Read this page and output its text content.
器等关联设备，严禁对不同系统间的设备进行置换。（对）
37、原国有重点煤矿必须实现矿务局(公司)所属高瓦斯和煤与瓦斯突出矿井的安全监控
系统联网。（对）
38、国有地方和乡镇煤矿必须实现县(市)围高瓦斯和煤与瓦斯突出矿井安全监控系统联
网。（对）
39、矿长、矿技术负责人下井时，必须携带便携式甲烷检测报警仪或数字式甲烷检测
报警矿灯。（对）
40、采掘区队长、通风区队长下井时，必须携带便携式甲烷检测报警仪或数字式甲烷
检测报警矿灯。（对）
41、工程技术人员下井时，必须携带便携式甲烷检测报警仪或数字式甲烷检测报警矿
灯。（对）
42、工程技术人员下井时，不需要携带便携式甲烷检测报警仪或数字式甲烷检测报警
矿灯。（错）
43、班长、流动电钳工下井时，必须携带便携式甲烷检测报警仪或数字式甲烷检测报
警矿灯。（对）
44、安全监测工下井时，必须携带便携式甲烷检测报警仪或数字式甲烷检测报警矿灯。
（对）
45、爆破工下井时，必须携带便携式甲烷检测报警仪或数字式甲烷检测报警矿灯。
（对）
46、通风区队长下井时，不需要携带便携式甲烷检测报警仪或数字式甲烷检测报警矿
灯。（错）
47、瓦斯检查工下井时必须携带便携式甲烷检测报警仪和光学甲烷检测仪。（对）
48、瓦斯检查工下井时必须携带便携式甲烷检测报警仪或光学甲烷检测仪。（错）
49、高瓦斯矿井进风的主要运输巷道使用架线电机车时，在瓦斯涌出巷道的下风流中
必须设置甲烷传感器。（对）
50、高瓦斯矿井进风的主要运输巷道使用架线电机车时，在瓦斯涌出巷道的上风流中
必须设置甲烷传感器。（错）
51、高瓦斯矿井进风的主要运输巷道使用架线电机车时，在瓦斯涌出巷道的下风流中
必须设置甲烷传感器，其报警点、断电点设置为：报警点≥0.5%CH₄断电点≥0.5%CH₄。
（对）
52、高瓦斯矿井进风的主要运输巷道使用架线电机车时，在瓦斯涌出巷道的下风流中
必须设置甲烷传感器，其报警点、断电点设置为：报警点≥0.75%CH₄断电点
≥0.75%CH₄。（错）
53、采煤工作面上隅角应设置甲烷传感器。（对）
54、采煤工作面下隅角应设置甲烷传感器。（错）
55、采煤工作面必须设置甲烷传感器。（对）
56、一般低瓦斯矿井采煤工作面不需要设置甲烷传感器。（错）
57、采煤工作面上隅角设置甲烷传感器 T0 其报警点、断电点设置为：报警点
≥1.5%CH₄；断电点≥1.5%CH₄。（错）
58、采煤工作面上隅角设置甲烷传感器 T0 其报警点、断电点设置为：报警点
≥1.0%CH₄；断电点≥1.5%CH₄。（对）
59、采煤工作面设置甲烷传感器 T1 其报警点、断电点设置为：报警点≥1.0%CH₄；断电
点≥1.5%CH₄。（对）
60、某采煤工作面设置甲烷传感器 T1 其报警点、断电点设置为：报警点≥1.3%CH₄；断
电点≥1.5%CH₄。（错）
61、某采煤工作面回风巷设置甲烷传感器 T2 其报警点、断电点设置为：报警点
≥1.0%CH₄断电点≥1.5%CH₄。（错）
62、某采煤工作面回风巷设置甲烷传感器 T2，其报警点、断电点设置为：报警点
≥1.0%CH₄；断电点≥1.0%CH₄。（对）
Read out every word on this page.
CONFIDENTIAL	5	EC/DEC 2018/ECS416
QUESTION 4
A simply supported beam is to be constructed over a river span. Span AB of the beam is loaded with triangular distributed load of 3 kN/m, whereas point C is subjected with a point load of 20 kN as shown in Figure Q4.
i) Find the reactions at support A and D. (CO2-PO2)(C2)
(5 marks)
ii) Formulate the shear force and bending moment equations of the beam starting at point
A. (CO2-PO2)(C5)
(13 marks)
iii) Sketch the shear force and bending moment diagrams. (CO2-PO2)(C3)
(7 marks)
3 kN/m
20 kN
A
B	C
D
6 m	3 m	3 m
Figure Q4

════════

Write down every line of the data exactly as it appears above.

Result for this task
Read this page and output its text content.
器等关联设备，严禁对不同系统间的设备进行置换。（对）
37、原国有重点煤矿必须实现矿务局(公司)所属高瓦斯和煤与瓦斯突出矿井的安全监控
系统联网。（对）
38、国有地方和乡镇煤矿必须实现县(市)围高瓦斯和煤与瓦斯突出矿井安全监控系统联
网。（对）
39、矿长、矿技术负责人下井时，必须携带便携式甲烷检测报警仪或数字式甲烷检测
报警矿灯。（对）
40、采掘区队长、通风区队长下井时，必须携带便携式甲烷检测报警仪或数字式甲烷
检测报警矿灯。（对）
41、工程技术人员下井时，必须携带便携式甲烷检测报警仪或数字式甲烷检测报警矿
灯。（对）
42、工程技术人员下井时，不需要携带便携式甲烷检测报警仪或数字式甲烷检测报警
矿灯。（错）
43、班长、流动电钳工下井时，必须携带便携式甲烷检测报警仪或数字式甲烷检测报
警矿灯。（对）
44、安全监测工下井时，必须携带便携式甲烷检测报警仪或数字式甲烷检测报警矿灯。
（对）
45、爆破工下井时，必须携带便携式甲烷检测报警仪或数字式甲烷检测报警矿灯。
（对）
46、通风区队长下井时，不需要携带便携式甲烷检测报警仪或数字式甲烷检测报警矿
灯。（错）
47、瓦斯检查工下井时必须携带便携式甲烷检测报警仪和光学甲烷检测仪。（对）
48、瓦斯检查工下井时必须携带便携式甲烷检测报警仪或光学甲烷检测仪。（错）
49、高瓦斯矿井进风的主要运输巷道使用架线电机车时，在瓦斯涌出巷道的下风流中
必须设置甲烷传感器。（对）
50、高瓦斯矿井进风的主要运输巷道使用架线电机车时，在瓦斯涌出巷道的上风流中
必须设置甲烷传感器。（错）
51、高瓦斯矿井进风的主要运输巷道使用架线电机车时，在瓦斯涌出巷道的下风流中
必须设置甲烷传感器，其报警点、断电点设置为：报警点≥0.5%CH₄断电点≥0.5%CH₄。
（对）
52、高瓦斯矿井进风的主要运输巷道使用架线电机车时，在瓦斯涌出巷道的下风流中
必须设置甲烷传感器，其报警点、断电点设置为：报警点≥0.75%CH₄断电点
≥0.75%CH₄。（错）
53、采煤工作面上隅角应设置甲烷传感器。（对）
54、采煤工作面下隅角应设置甲烷传感器。（错）
55、采煤工作面必须设置甲烷传感器。（对）
56、一般低瓦斯矿井采煤工作面不需要设置甲烷传感器。（错）
57、采煤工作面上隅角设置甲烷传感器 T0 其报警点、断电点设置为：报警点
≥1.5%CH₄；断电点≥1.5%CH₄。（错）
58、采煤工作面上隅角设置甲烷传感器 T0 其报警点、断电点设置为：报警点
≥1.0%CH₄；断电点≥1.5%CH₄。（对）
59、采煤工作面设置甲烷传感器 T1 其报警点、断电点设置为：报警点≥1.0%CH₄；断电
点≥1.5%CH₄。（对）
60、某采煤工作面设置甲烷传感器 T1 其报警点、断电点设置为：报警点≥1.3%CH₄；断
电点≥1.5%CH₄。（错）
61、某采煤工作面回风巷设置甲烷传感器 T2 其报警点、断电点设置为：报警点
≥1.0%CH₄断电点≥1.5%CH₄。（错）
62、某采煤工作面回风巷设置甲烷传感器 T2，其报警点、断电点设置为：报警点
≥1.0%CH₄；断电点≥1.0%CH₄。（对）
Read out every word on this page.
CONFIDENTIAL	5	EC/DEC 2018/ECS416
QUESTION 4
A simply supported beam is to be constructed over a river span. Span AB of the beam is loaded with triangular distributed load of 3 kN/m, whereas point C is subjected with a point load of 20 kN as shown in Figure Q4.
i) Find the reactions at support A and D. (CO2-PO2)(C2)
(5 marks)
ii) Formulate the shear force and bending moment equations of the beam starting at point
A. (CO2-PO2)(C5)
(13 marks)
iii) Sketch the shear force and bending moment diagrams. (CO2-PO2)(C3)
(7 marks)
3 kN/m
20 kN
A
B	C
D
6 m	3 m	3 m
Figure Q4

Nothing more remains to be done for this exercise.